Set exercise:
Keep every line where the word "Host" appears; drop the rest.

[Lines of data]
+ + + + +
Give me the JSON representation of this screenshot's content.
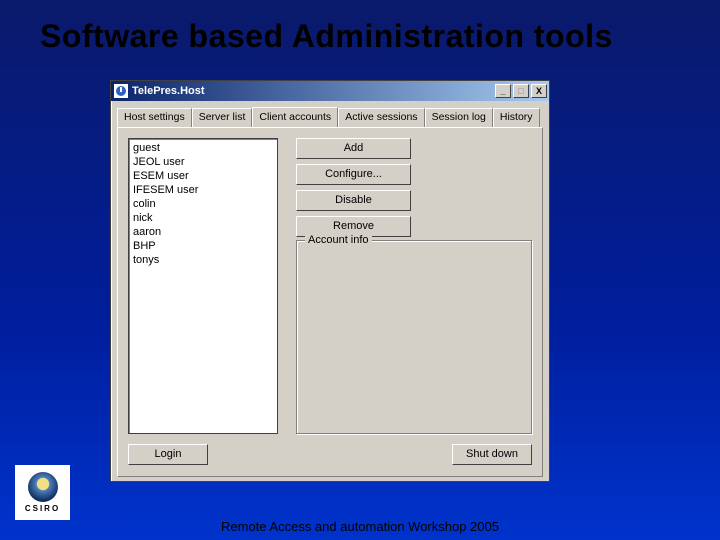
{
  "slide": {
    "title": "Software based Administration tools",
    "footer": "Remote Access and automation Workshop 2005",
    "logo_text": "CSIRO"
  },
  "window": {
    "title": "TelePres.Host",
    "controls": {
      "min": "_",
      "max": "□",
      "close": "X"
    },
    "tabs": [
      {
        "label": "Host settings",
        "active": false
      },
      {
        "label": "Server list",
        "active": false
      },
      {
        "label": "Client accounts",
        "active": true
      },
      {
        "label": "Active sessions",
        "active": false
      },
      {
        "label": "Session log",
        "active": false
      },
      {
        "label": "History",
        "active": false
      }
    ],
    "accounts": [
      "guest",
      "JEOL user",
      "ESEM user",
      "IFESEM user",
      "colin",
      "nick",
      "aaron",
      "BHP",
      "tonys"
    ],
    "buttons": {
      "add": "Add",
      "configure": "Configure...",
      "disable": "Disable",
      "remove": "Remove",
      "login": "Login",
      "shutdown": "Shut down"
    },
    "group": {
      "label": "Account info"
    }
  }
}
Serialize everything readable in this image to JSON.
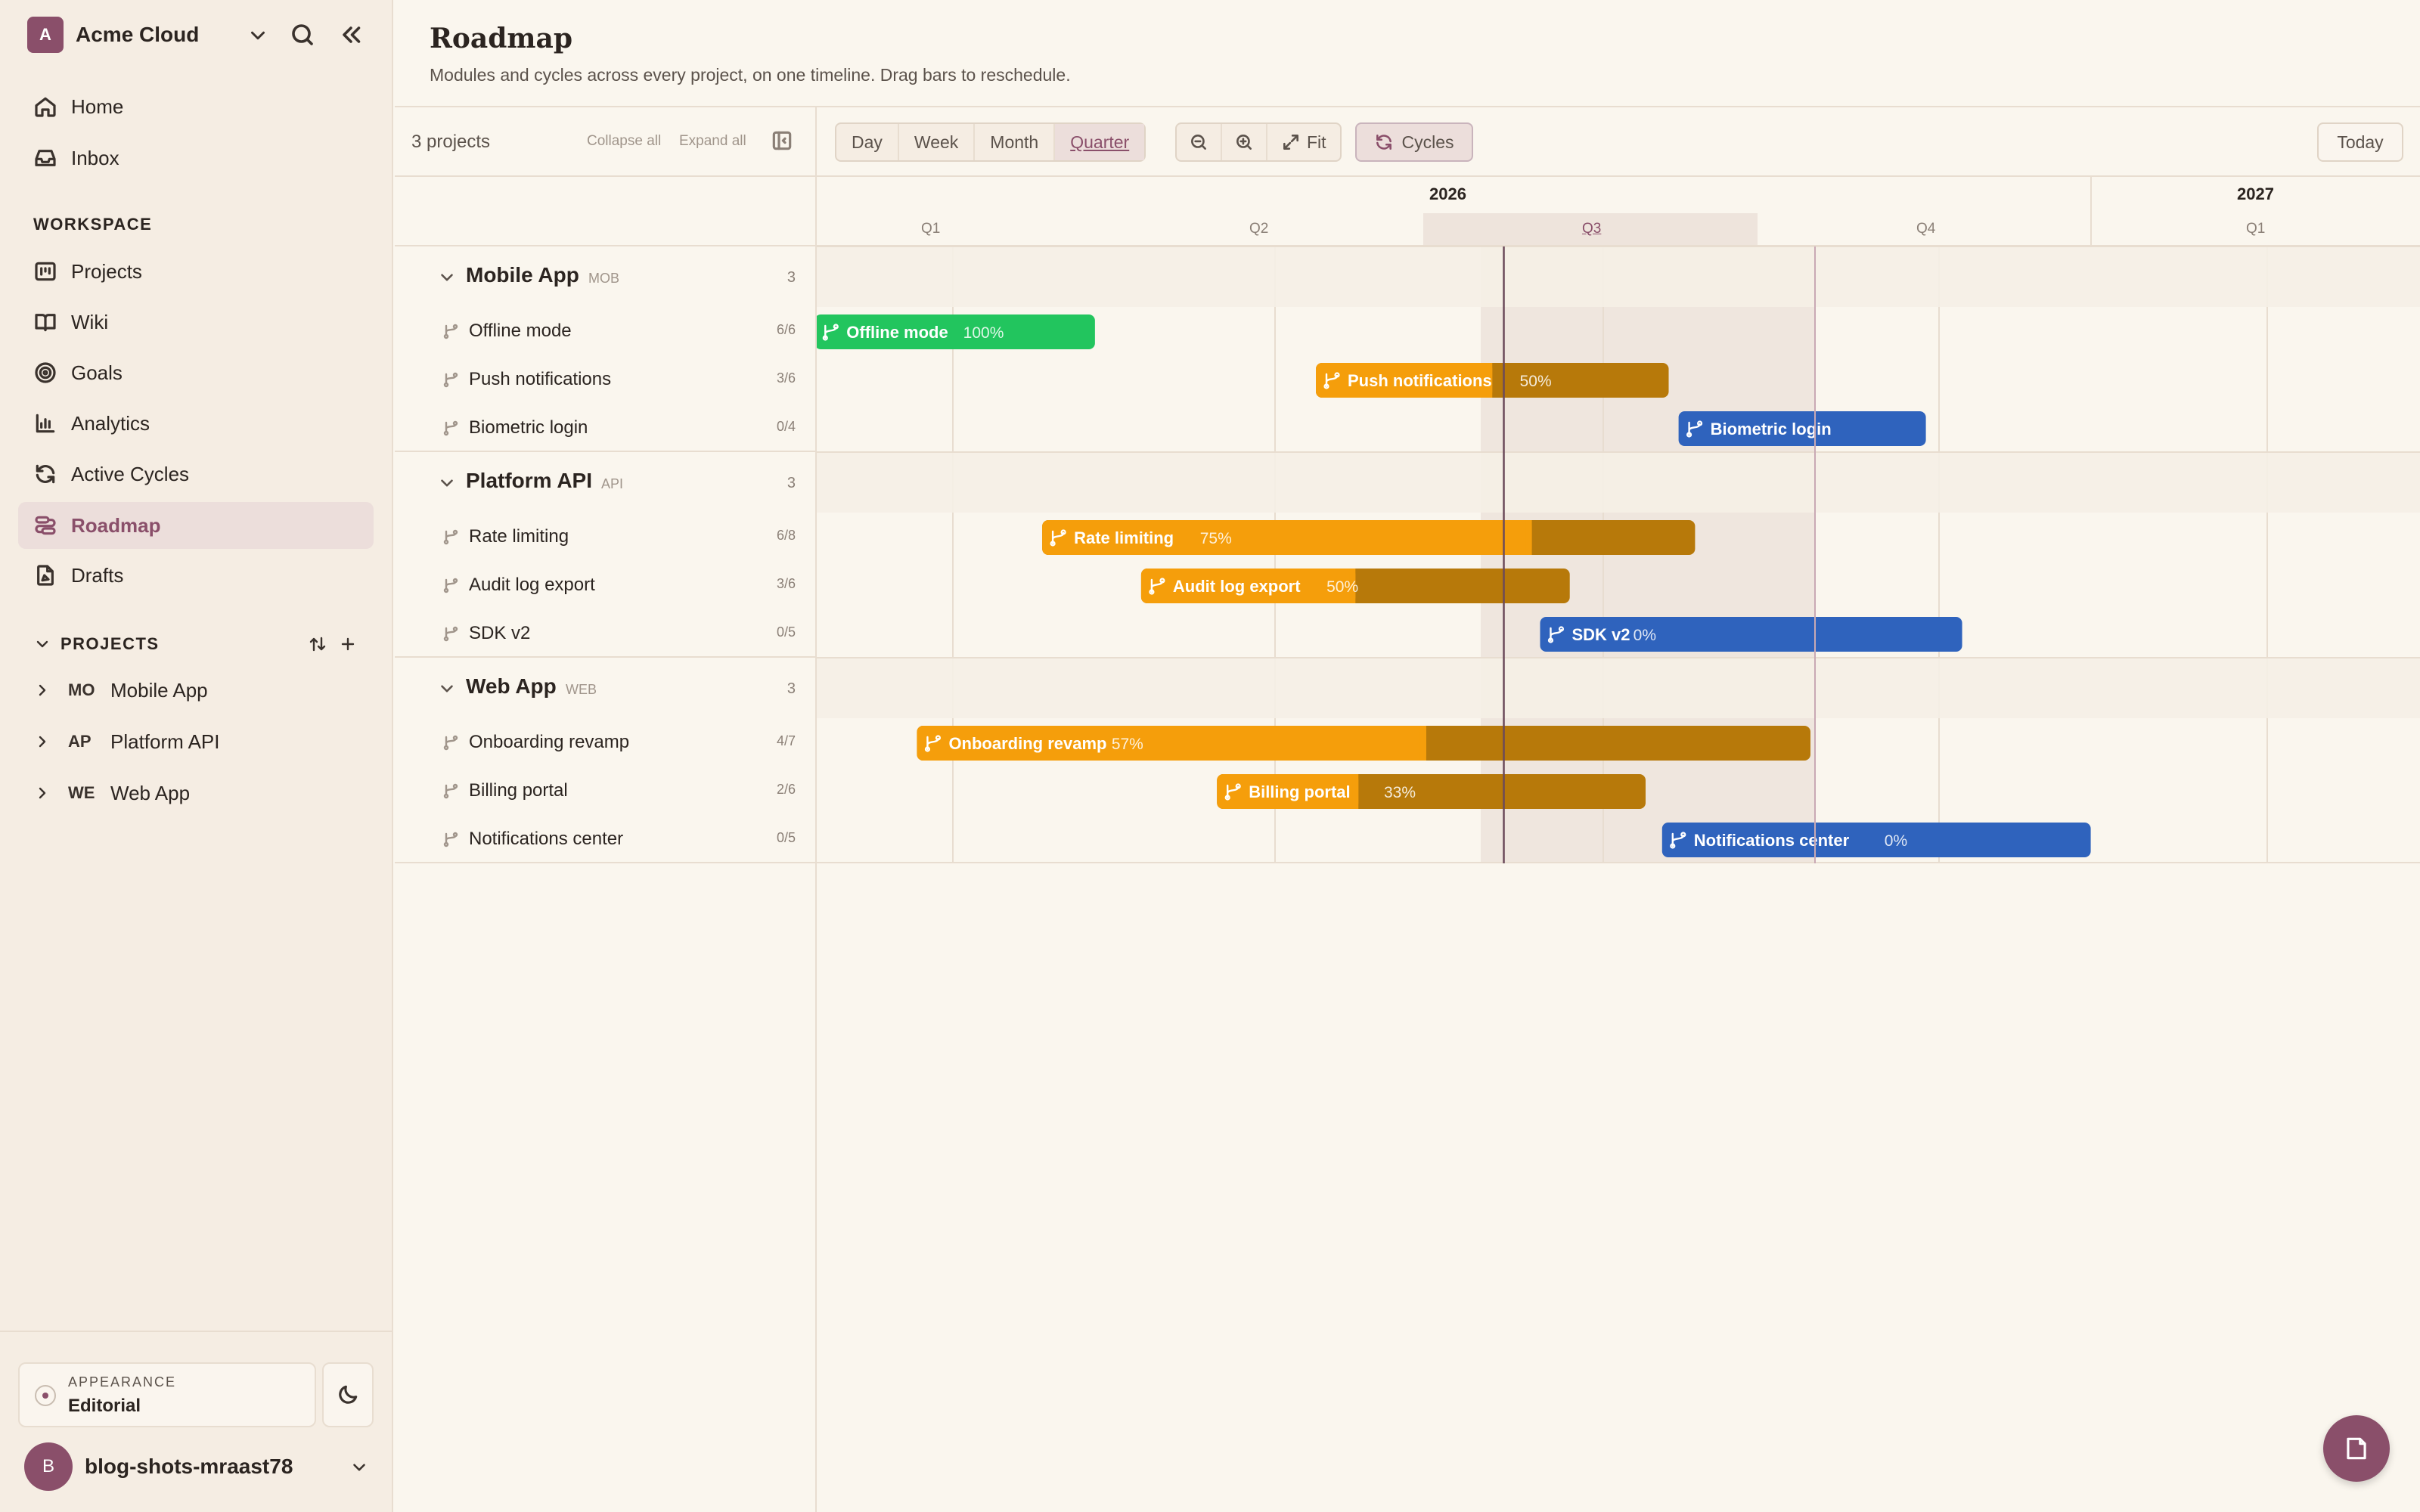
{
  "workspace": {
    "avatar": "A",
    "name": "Acme Cloud"
  },
  "nav": [
    {
      "label": "Home",
      "icon": "home-icon"
    },
    {
      "label": "Inbox",
      "icon": "inbox-icon"
    }
  ],
  "workspace_section": {
    "label": "WORKSPACE",
    "items": [
      {
        "label": "Projects",
        "icon": "projects-icon"
      },
      {
        "label": "Wiki",
        "icon": "book-icon"
      },
      {
        "label": "Goals",
        "icon": "target-icon"
      },
      {
        "label": "Analytics",
        "icon": "chart-icon"
      },
      {
        "label": "Active Cycles",
        "icon": "refresh-icon"
      },
      {
        "label": "Roadmap",
        "icon": "roadmap-icon",
        "active": true
      },
      {
        "label": "Drafts",
        "icon": "drafts-icon"
      }
    ]
  },
  "projects_section": {
    "label": "PROJECTS",
    "items": [
      {
        "code": "MO",
        "name": "Mobile App"
      },
      {
        "code": "AP",
        "name": "Platform API"
      },
      {
        "code": "WE",
        "name": "Web App"
      }
    ]
  },
  "appearance": {
    "label": "APPEARANCE",
    "value": "Editorial"
  },
  "user": {
    "avatar": "B",
    "name": "blog-shots-mraast78"
  },
  "page": {
    "title": "Roadmap",
    "subtitle": "Modules and cycles across every project, on one timeline. Drag bars to reschedule."
  },
  "toolbar": {
    "count": "3 projects",
    "collapse_all": "Collapse all",
    "expand_all": "Expand all",
    "zoom_options": [
      "Day",
      "Week",
      "Month",
      "Quarter"
    ],
    "zoom_selected": "Quarter",
    "fit": "Fit",
    "cycles": "Cycles",
    "today": "Today"
  },
  "timeline": {
    "years": [
      {
        "label": "2026"
      },
      {
        "label": "2027"
      }
    ],
    "quarters": [
      "Q1",
      "Q2",
      "Q3",
      "Q4",
      "Q1"
    ],
    "current_quarter": 2,
    "today_fraction": 0.07
  },
  "groups": [
    {
      "name": "Mobile App",
      "code": "MOB",
      "count": "3",
      "modules": [
        {
          "name": "Offline mode",
          "progress": "6/6",
          "bar_label": "Offline mode",
          "percent": 100,
          "status": "done",
          "start_q": -0.02,
          "end_q": 0.83
        },
        {
          "name": "Push notifications",
          "progress": "3/6",
          "bar_label": "Push notifications",
          "percent": 50,
          "status": "in-progress",
          "start_q": 1.5,
          "end_q": 2.57
        },
        {
          "name": "Biometric login",
          "progress": "0/4",
          "bar_label": "Biometric login",
          "percent": null,
          "status": "planned",
          "start_q": 2.6,
          "end_q": 3.35
        }
      ]
    },
    {
      "name": "Platform API",
      "code": "API",
      "count": "3",
      "modules": [
        {
          "name": "Rate limiting",
          "progress": "6/8",
          "bar_label": "Rate limiting",
          "percent": 75,
          "status": "in-progress",
          "start_q": 0.67,
          "end_q": 2.65
        },
        {
          "name": "Audit log export",
          "progress": "3/6",
          "bar_label": "Audit log export",
          "percent": 50,
          "status": "in-progress",
          "start_q": 0.97,
          "end_q": 2.27
        },
        {
          "name": "SDK v2",
          "progress": "0/5",
          "bar_label": "SDK v2",
          "percent": 0,
          "status": "planned",
          "start_q": 2.18,
          "end_q": 3.46
        }
      ]
    },
    {
      "name": "Web App",
      "code": "WEB",
      "count": "3",
      "modules": [
        {
          "name": "Onboarding revamp",
          "progress": "4/7",
          "bar_label": "Onboarding revamp",
          "percent": 57,
          "status": "in-progress",
          "start_q": 0.29,
          "end_q": 3.0
        },
        {
          "name": "Billing portal",
          "progress": "2/6",
          "bar_label": "Billing portal",
          "percent": 33,
          "status": "in-progress",
          "start_q": 1.2,
          "end_q": 2.5
        },
        {
          "name": "Notifications center",
          "progress": "0/5",
          "bar_label": "Notifications center",
          "percent": 0,
          "status": "planned",
          "start_q": 2.55,
          "end_q": 3.85
        }
      ]
    }
  ],
  "colors": {
    "accent": "#8a4f6a",
    "done": "#22c55e",
    "in_progress": "#f59e0b",
    "in_progress_dark": "#b7790a",
    "planned": "#2f63bd"
  }
}
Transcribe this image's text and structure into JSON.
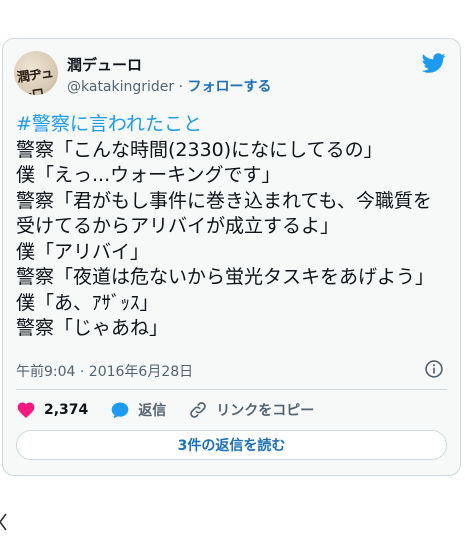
+ + + + +
Task response:
    "title": "TelePres.Host",
        "label": "Host settings",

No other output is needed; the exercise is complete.